[Start of Supplied entries]
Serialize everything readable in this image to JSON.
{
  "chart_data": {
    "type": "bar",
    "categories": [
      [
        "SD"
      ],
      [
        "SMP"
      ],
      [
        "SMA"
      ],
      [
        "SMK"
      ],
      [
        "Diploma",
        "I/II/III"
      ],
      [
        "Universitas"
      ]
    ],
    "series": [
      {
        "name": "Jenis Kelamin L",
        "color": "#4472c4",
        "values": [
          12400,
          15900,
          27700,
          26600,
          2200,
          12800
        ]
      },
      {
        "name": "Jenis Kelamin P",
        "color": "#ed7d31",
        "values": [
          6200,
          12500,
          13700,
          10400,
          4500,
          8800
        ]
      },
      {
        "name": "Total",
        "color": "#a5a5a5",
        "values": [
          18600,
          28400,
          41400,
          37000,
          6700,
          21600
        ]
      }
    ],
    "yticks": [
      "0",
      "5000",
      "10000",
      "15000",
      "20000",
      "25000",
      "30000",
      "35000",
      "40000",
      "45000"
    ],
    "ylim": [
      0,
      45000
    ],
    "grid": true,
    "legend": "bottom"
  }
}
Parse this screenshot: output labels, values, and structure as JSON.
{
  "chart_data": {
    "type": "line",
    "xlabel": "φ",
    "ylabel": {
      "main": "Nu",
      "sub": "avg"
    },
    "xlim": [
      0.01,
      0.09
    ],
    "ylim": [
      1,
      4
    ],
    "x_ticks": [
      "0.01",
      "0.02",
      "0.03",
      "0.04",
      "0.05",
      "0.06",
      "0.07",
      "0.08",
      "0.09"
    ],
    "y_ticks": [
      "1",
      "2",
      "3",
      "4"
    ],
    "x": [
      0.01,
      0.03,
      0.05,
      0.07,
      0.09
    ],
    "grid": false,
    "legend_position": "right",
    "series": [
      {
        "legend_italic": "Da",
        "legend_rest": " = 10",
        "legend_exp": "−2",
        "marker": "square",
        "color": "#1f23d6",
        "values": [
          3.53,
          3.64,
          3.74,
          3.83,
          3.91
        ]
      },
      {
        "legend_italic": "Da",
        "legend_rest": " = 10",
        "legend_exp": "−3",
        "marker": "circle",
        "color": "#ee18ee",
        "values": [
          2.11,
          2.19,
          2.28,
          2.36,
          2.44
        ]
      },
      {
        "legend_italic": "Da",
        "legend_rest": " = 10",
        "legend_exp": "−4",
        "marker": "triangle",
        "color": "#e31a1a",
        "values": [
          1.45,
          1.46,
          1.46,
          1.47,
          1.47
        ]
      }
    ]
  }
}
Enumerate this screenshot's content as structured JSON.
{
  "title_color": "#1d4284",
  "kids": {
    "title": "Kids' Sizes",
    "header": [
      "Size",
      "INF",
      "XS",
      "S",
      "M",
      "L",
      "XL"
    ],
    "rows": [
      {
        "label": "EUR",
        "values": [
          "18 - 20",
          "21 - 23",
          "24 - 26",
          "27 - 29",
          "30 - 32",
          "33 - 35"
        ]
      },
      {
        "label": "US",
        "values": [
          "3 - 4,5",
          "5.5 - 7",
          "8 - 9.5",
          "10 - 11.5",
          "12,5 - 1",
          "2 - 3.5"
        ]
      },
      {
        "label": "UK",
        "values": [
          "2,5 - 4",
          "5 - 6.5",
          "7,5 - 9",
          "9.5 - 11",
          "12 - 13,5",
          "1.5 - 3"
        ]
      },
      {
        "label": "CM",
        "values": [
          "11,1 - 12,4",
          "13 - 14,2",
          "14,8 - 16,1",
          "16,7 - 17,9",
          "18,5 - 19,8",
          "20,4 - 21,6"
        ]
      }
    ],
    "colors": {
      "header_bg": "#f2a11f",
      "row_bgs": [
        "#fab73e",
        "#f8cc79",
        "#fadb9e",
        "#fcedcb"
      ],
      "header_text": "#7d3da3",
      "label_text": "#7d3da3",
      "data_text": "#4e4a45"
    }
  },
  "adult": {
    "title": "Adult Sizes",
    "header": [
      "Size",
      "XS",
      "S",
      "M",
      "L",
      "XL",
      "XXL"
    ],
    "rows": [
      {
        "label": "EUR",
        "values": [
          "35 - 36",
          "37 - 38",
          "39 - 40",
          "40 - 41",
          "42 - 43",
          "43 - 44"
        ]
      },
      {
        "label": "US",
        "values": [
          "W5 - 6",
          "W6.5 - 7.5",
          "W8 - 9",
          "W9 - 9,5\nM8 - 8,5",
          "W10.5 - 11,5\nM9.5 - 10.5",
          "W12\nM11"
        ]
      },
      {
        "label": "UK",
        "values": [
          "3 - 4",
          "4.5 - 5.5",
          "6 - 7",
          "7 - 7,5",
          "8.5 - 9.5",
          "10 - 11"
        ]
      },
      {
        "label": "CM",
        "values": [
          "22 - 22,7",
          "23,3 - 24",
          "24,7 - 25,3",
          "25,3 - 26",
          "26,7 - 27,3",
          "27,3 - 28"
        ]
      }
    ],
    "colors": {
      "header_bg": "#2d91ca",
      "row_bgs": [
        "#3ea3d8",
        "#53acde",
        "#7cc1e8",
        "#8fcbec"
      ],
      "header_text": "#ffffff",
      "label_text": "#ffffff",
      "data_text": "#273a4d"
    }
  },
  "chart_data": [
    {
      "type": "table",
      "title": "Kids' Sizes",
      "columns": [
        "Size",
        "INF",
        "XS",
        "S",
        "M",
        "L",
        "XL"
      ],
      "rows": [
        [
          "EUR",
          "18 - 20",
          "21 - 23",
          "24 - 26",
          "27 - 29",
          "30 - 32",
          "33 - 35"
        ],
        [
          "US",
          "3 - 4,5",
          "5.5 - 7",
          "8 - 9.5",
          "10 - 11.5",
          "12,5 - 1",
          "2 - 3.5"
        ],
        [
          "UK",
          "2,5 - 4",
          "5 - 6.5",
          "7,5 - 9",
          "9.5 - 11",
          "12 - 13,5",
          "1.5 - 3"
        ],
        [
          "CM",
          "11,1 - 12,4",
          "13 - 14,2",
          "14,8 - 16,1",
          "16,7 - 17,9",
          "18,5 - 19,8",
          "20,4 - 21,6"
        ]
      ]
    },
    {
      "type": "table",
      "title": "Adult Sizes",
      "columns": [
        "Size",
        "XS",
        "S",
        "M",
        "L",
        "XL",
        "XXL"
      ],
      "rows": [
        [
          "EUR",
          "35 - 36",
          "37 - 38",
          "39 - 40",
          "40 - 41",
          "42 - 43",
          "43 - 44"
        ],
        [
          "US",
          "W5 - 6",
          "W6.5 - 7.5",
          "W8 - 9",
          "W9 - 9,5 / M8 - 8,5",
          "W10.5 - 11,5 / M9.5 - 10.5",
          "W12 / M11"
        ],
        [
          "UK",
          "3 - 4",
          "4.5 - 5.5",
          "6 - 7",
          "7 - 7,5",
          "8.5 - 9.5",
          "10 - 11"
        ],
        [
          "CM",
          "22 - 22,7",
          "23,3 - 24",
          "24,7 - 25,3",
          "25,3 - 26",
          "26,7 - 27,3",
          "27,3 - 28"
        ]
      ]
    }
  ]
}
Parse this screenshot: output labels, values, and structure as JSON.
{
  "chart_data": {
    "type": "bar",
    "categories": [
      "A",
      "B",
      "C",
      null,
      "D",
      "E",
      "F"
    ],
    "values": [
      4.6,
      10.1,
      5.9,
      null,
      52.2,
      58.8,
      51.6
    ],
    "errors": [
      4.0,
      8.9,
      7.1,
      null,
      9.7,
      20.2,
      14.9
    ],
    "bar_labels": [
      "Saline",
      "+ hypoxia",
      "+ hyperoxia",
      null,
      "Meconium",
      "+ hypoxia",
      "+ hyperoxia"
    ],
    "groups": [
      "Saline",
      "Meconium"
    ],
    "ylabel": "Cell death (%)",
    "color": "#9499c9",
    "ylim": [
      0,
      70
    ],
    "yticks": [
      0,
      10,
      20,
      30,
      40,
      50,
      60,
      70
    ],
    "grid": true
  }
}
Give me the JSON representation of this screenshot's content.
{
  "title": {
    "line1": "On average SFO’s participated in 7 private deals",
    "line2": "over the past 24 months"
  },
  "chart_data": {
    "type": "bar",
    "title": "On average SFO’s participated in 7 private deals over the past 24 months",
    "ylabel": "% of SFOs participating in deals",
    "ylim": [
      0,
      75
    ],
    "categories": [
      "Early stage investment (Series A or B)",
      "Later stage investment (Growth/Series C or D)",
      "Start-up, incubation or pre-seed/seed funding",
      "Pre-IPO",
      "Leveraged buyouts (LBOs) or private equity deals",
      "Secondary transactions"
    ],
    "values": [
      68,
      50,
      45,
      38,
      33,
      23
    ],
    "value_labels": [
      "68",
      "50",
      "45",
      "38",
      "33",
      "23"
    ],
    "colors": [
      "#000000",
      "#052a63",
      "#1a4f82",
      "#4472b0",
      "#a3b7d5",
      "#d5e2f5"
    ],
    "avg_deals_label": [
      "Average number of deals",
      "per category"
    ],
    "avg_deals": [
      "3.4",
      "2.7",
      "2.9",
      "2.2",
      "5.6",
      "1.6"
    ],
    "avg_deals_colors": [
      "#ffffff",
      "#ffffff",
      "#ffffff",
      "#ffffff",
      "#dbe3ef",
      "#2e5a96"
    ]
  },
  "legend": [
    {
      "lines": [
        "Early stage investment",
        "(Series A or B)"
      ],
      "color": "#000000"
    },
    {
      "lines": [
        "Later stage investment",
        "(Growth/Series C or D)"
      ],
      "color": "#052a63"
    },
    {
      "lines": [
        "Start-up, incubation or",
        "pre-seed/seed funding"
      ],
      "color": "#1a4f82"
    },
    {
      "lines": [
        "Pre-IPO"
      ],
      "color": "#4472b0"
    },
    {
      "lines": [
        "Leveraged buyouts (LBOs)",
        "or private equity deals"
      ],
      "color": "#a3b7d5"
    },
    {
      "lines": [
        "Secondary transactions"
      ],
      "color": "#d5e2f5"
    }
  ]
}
[End of Supplied entries]
Exercise prompt: Find the word "LBOs" in the records and pull out each line that has it.

Response:
      "Leveraged buyouts (LBOs) or private equity deals",
        "Leveraged buyouts (LBOs)",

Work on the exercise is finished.